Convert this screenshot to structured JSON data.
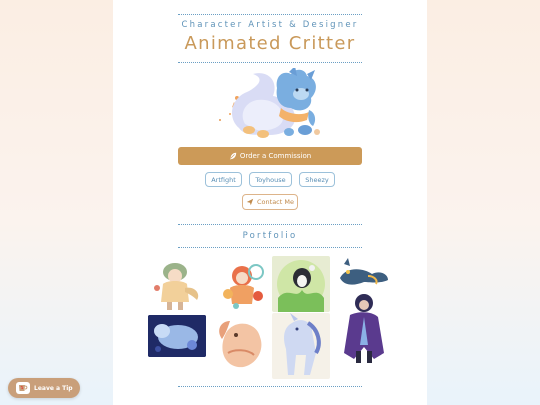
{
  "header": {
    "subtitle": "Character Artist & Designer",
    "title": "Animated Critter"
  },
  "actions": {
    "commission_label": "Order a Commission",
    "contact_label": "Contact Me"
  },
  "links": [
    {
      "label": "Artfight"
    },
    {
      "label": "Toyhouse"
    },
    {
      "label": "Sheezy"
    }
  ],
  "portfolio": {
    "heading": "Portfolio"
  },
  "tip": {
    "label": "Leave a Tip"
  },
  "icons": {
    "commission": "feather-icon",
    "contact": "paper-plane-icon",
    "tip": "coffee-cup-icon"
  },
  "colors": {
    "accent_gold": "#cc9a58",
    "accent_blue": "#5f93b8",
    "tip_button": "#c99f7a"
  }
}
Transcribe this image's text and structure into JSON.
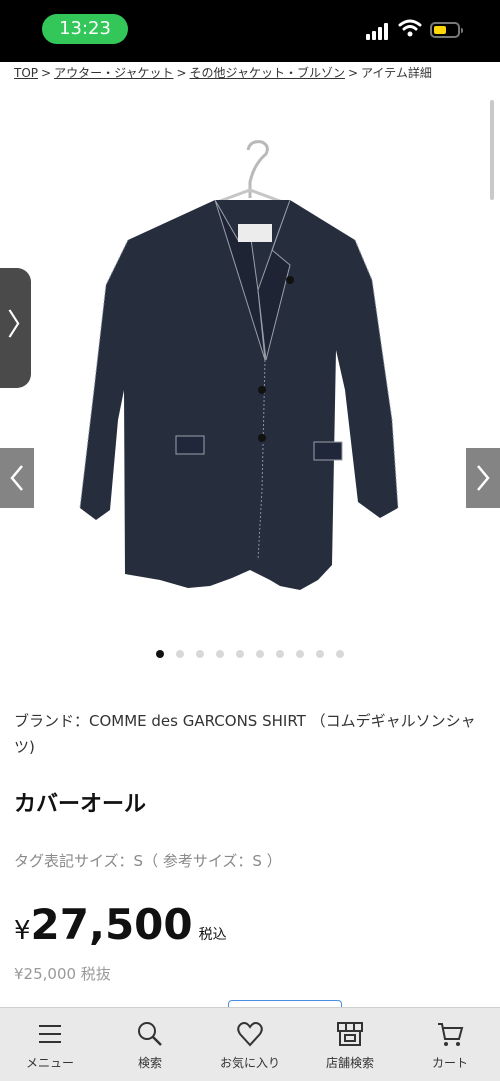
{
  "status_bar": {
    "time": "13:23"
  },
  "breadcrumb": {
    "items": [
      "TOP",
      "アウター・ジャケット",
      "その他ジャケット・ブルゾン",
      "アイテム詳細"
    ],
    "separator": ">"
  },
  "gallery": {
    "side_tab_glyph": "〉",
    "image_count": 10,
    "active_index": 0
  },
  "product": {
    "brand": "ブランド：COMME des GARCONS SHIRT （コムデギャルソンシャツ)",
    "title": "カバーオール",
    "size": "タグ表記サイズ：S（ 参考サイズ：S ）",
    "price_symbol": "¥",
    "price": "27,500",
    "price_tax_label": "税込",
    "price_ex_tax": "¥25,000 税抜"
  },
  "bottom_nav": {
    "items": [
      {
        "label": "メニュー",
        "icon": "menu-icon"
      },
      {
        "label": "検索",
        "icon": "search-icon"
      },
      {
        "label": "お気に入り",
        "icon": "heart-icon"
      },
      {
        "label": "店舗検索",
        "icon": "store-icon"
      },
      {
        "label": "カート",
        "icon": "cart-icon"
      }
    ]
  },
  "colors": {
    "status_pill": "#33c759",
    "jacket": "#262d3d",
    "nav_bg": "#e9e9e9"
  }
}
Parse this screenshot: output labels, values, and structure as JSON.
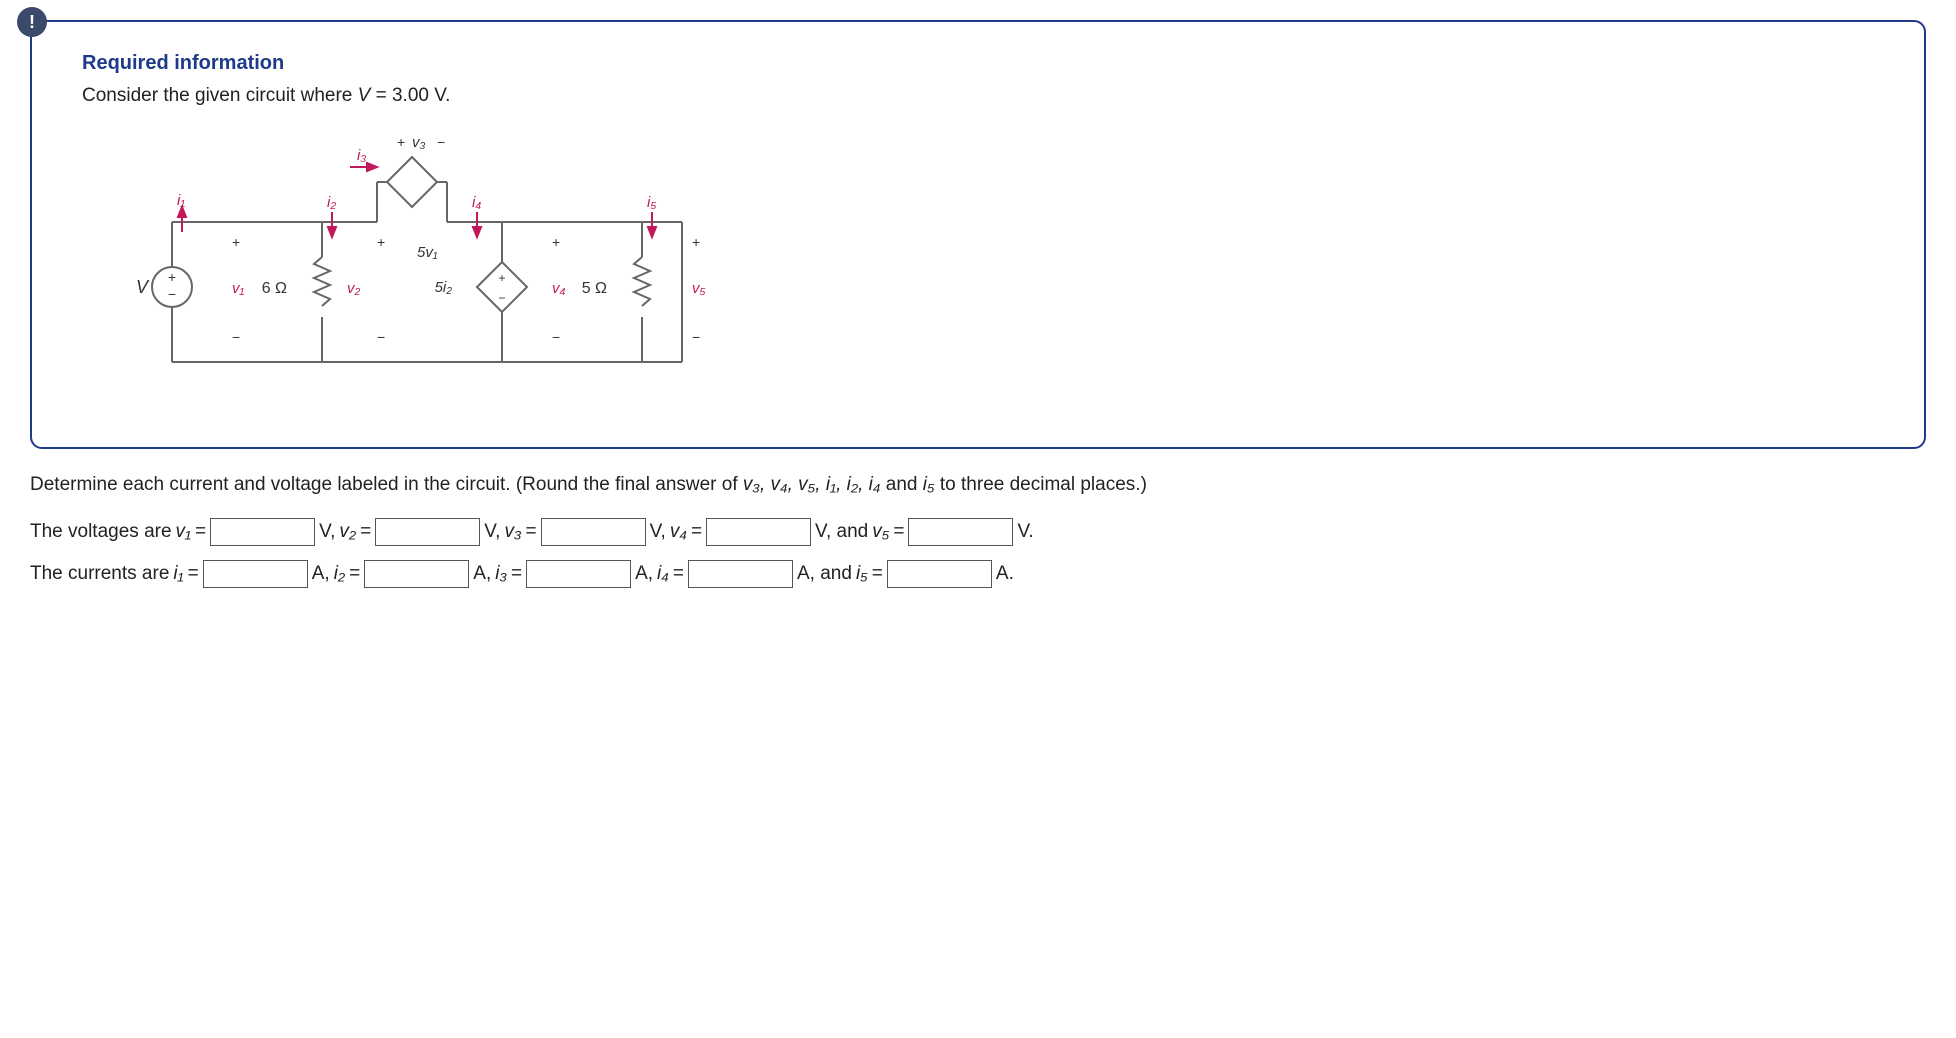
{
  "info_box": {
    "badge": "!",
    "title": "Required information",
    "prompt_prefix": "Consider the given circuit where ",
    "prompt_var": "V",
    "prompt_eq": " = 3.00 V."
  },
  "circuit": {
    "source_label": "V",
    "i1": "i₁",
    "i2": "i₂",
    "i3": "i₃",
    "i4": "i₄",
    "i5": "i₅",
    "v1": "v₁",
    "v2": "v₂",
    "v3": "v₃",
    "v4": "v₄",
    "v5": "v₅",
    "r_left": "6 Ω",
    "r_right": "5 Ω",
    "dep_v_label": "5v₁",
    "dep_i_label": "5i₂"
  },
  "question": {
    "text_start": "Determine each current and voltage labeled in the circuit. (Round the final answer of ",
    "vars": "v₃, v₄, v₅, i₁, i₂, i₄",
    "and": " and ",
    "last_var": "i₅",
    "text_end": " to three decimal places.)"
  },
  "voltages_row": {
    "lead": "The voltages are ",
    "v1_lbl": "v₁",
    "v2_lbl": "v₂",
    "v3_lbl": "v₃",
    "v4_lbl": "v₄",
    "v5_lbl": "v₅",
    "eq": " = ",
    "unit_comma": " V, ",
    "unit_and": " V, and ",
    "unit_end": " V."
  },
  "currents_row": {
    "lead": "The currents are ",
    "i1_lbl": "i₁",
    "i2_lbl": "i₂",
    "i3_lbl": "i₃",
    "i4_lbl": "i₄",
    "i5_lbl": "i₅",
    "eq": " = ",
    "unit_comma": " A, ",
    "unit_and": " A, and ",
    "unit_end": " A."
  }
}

※

Copy each line of the records precisely and drop any images they hold.

**Correct output**
Convert this screenshot to structured JSON data.
{
  "header": {
    "subtitle": "Character Artist & Designer",
    "title": "Animated Critter"
  },
  "actions": {
    "commission_label": "Order a Commission",
    "contact_label": "Contact Me"
  },
  "links": [
    {
      "label": "Artfight"
    },
    {
      "label": "Toyhouse"
    },
    {
      "label": "Sheezy"
    }
  ],
  "portfolio": {
    "heading": "Portfolio"
  },
  "tip": {
    "label": "Leave a Tip"
  },
  "icons": {
    "commission": "feather-icon",
    "contact": "paper-plane-icon",
    "tip": "coffee-cup-icon"
  },
  "colors": {
    "accent_gold": "#cc9a58",
    "accent_blue": "#5f93b8",
    "tip_button": "#c99f7a"
  }
}
Transcribe this image's text and structure into JSON.
{
  "status_bar": {
    "time": "13:23"
  },
  "breadcrumb": {
    "items": [
      "TOP",
      "アウター・ジャケット",
      "その他ジャケット・ブルゾン",
      "アイテム詳細"
    ],
    "separator": ">"
  },
  "gallery": {
    "side_tab_glyph": "〉",
    "image_count": 10,
    "active_index": 0
  },
  "product": {
    "brand": "ブランド：COMME des GARCONS SHIRT （コムデギャルソンシャツ)",
    "title": "カバーオール",
    "size": "タグ表記サイズ：S（ 参考サイズ：S ）",
    "price_symbol": "¥",
    "price": "27,500",
    "price_tax_label": "税込",
    "price_ex_tax": "¥25,000 税抜"
  },
  "bottom_nav": {
    "items": [
      {
        "label": "メニュー",
        "icon": "menu-icon"
      },
      {
        "label": "検索",
        "icon": "search-icon"
      },
      {
        "label": "お気に入り",
        "icon": "heart-icon"
      },
      {
        "label": "店舗検索",
        "icon": "store-icon"
      },
      {
        "label": "カート",
        "icon": "cart-icon"
      }
    ]
  },
  "colors": {
    "status_pill": "#33c759",
    "jacket": "#262d3d",
    "nav_bg": "#e9e9e9"
  }
}
Parse this screenshot: output labels, values, and structure as JSON.
{
  "info_box": {
    "badge": "!",
    "title": "Required information",
    "prompt_prefix": "Consider the given circuit where ",
    "prompt_var": "V",
    "prompt_eq": " = 3.00 V."
  },
  "circuit": {
    "source_label": "V",
    "i1": "i₁",
    "i2": "i₂",
    "i3": "i₃",
    "i4": "i₄",
    "i5": "i₅",
    "v1": "v₁",
    "v2": "v₂",
    "v3": "v₃",
    "v4": "v₄",
    "v5": "v₅",
    "r_left": "6 Ω",
    "r_right": "5 Ω",
    "dep_v_label": "5v₁",
    "dep_i_label": "5i₂"
  },
  "question": {
    "text_start": "Determine each current and voltage labeled in the circuit. (Round the final answer of ",
    "vars": "v₃, v₄, v₅, i₁, i₂, i₄",
    "and": " and ",
    "last_var": "i₅",
    "text_end": " to three decimal places.)"
  },
  "voltages_row": {
    "lead": "The voltages are ",
    "v1_lbl": "v₁",
    "v2_lbl": "v₂",
    "v3_lbl": "v₃",
    "v4_lbl": "v₄",
    "v5_lbl": "v₅",
    "eq": " = ",
    "unit_comma": " V, ",
    "unit_and": " V, and ",
    "unit_end": " V."
  },
  "currents_row": {
    "lead": "The currents are ",
    "i1_lbl": "i₁",
    "i2_lbl": "i₂",
    "i3_lbl": "i₃",
    "i4_lbl": "i₄",
    "i5_lbl": "i₅",
    "eq": " = ",
    "unit_comma": " A, ",
    "unit_and": " A, and ",
    "unit_end": " A."
  }
}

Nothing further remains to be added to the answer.